**WHAT YOU SHOULD DO:** Return each line containing "page".

[Stored dataset items]
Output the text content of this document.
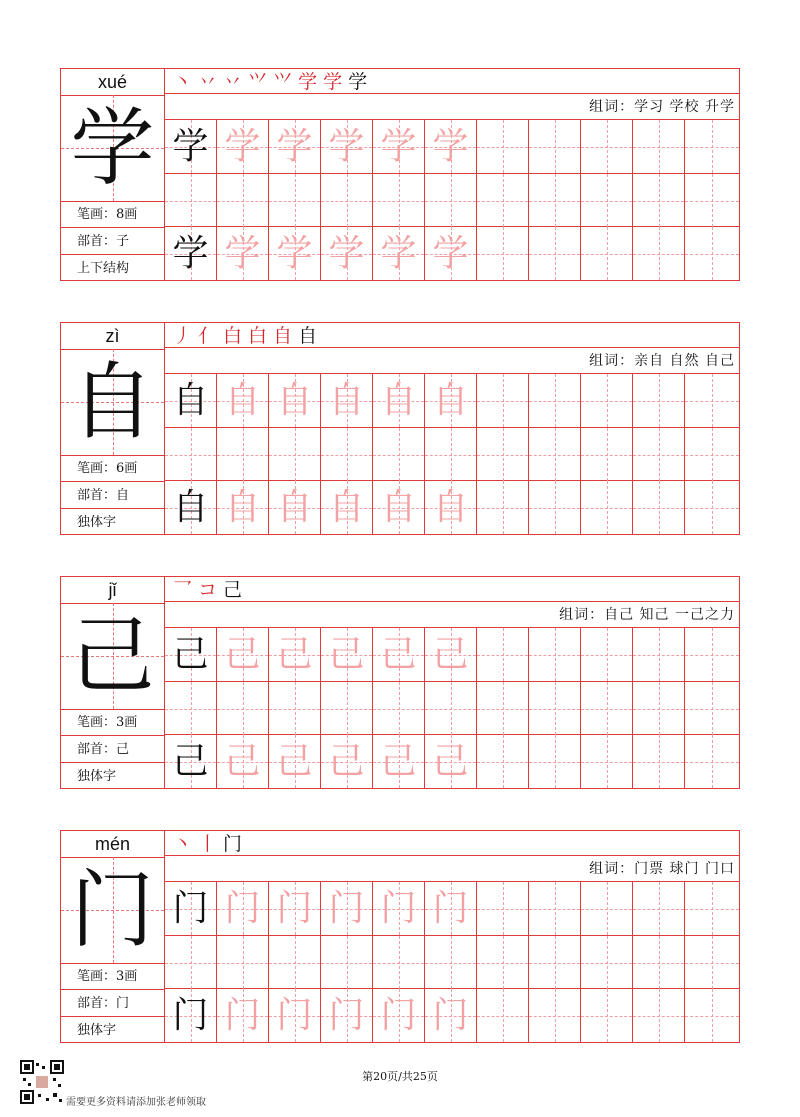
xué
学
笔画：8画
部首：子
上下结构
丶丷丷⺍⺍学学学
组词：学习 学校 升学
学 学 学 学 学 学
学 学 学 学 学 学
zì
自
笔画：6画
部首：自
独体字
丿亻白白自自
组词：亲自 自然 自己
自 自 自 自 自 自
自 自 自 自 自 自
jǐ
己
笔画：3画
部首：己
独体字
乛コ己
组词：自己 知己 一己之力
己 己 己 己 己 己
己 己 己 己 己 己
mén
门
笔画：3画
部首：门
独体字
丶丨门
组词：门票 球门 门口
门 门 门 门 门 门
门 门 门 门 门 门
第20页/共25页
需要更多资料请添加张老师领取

---

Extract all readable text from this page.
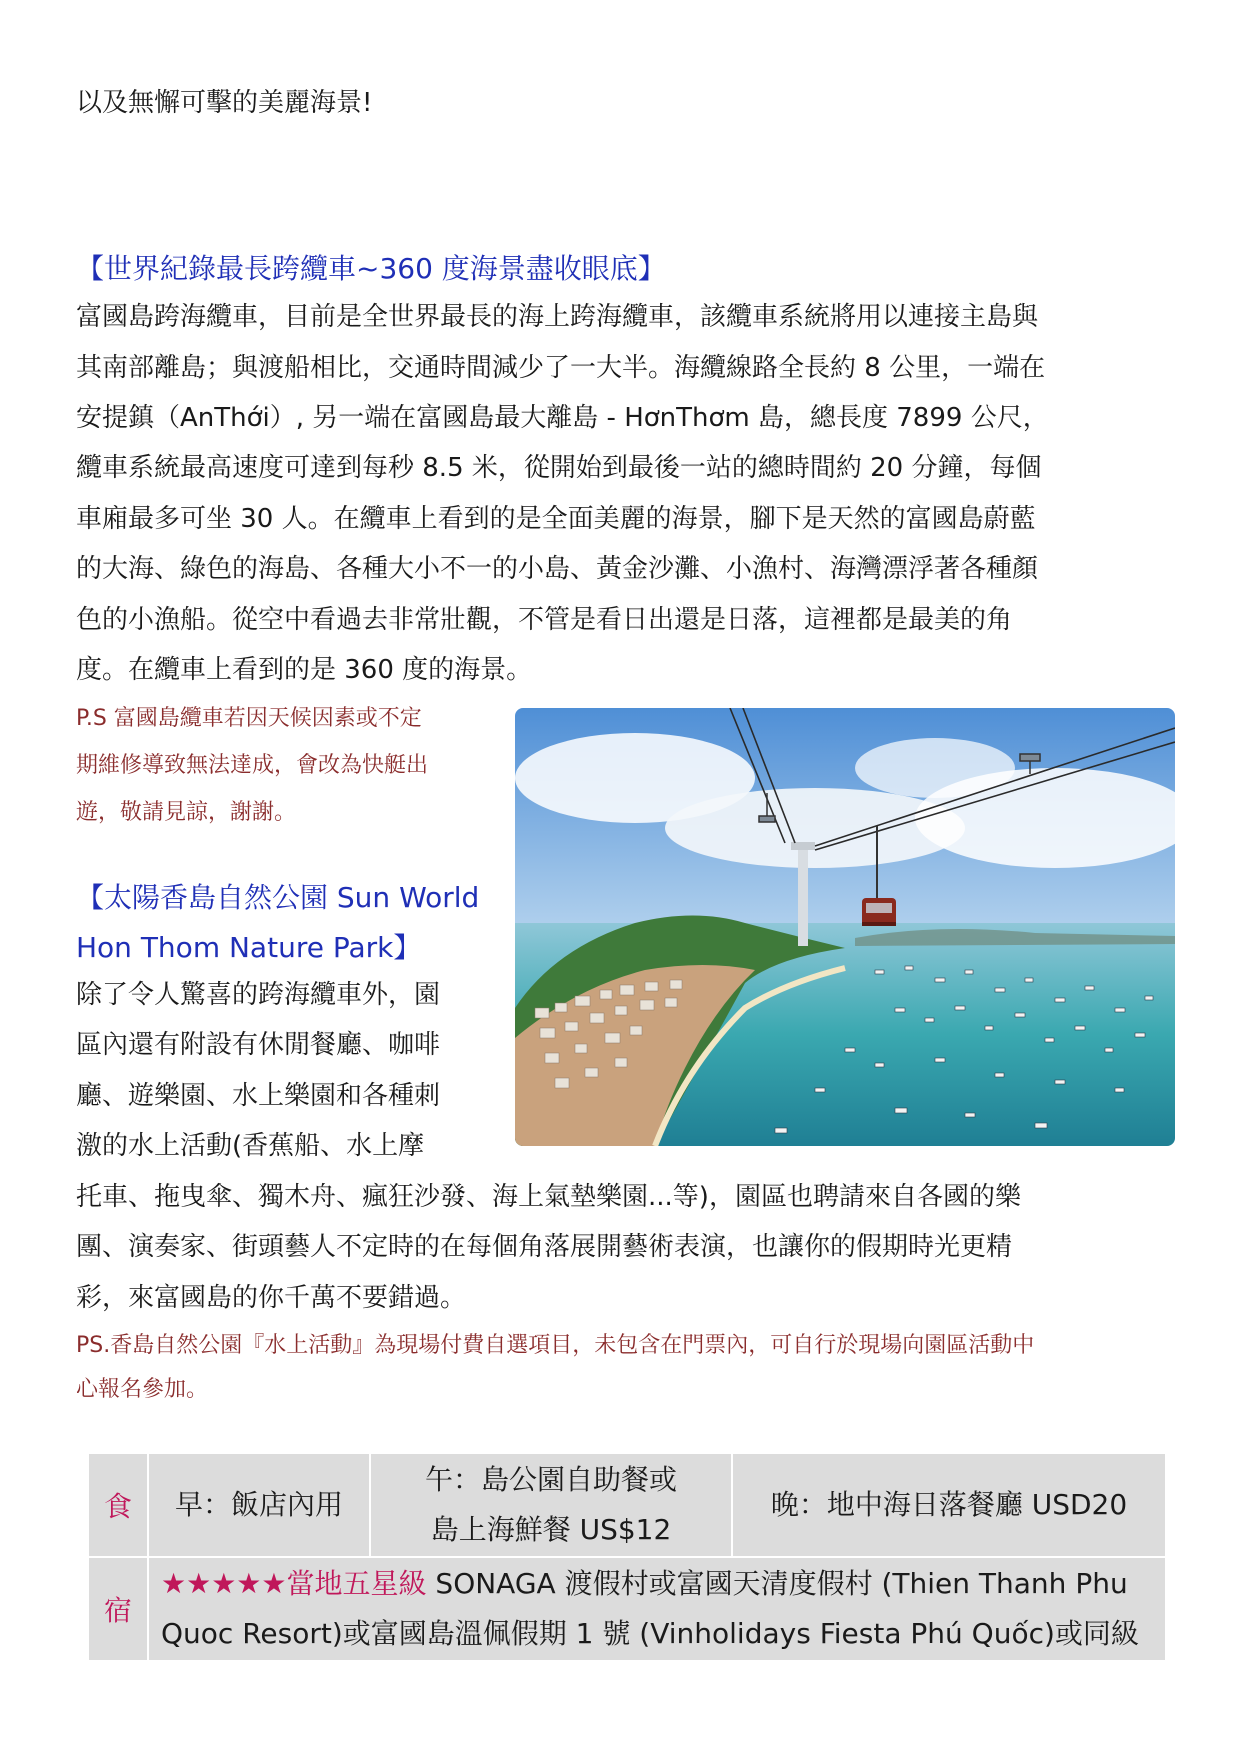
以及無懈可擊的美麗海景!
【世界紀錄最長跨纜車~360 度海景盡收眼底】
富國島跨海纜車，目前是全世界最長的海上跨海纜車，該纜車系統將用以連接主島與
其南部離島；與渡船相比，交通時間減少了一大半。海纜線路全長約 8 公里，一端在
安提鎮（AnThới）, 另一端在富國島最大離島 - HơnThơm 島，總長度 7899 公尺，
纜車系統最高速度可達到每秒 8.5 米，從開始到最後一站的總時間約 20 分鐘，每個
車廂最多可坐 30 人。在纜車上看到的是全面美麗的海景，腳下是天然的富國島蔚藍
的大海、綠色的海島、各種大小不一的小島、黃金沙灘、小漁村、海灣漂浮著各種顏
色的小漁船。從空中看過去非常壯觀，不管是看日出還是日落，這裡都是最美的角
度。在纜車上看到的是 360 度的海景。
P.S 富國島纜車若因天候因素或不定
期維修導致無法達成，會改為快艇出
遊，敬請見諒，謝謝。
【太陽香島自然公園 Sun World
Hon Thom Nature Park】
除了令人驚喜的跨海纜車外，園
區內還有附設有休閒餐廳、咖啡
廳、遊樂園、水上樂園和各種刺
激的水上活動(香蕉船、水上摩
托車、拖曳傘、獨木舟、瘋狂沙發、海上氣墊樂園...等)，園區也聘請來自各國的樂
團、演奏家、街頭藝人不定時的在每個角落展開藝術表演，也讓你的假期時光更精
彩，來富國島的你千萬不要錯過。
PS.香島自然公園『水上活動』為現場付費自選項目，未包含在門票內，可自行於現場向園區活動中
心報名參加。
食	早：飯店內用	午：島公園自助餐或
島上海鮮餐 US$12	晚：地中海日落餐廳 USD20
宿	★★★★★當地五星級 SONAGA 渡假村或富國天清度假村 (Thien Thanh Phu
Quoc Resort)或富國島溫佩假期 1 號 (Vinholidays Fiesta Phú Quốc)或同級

--

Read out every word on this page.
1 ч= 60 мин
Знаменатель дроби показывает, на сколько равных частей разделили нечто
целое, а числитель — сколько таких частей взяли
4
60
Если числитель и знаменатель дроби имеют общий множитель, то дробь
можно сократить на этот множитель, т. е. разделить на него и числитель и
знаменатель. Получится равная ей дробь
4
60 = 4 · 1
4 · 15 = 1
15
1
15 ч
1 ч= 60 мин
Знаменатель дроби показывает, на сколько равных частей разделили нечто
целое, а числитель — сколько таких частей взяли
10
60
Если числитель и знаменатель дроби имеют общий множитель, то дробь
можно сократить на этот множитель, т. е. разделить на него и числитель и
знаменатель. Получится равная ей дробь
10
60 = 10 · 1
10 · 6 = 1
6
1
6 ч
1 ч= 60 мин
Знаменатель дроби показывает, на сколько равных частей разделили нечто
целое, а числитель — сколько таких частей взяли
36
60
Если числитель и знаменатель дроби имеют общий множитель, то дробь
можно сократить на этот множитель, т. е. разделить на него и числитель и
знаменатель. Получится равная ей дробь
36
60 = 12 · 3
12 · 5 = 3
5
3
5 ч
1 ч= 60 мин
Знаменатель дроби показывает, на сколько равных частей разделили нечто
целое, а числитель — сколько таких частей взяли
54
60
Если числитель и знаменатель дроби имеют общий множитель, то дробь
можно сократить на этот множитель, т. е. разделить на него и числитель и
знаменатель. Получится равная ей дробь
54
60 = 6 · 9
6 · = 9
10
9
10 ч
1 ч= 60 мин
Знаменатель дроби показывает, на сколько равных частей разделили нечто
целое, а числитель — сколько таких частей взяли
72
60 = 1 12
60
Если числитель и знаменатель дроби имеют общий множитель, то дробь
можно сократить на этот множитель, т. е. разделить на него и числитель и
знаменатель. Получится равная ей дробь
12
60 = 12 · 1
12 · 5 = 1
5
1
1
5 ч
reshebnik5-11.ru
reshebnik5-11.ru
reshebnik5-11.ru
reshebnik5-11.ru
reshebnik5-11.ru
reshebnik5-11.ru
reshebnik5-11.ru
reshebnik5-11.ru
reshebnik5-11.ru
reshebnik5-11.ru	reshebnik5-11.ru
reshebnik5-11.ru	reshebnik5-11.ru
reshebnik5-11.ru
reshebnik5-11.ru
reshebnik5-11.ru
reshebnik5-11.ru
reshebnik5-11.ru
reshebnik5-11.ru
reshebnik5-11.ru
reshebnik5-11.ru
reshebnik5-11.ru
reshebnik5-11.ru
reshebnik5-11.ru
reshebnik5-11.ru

**OUTPUT OF THE EXERCISE:**
Extract all readable text from this page.
Read out every word on this page.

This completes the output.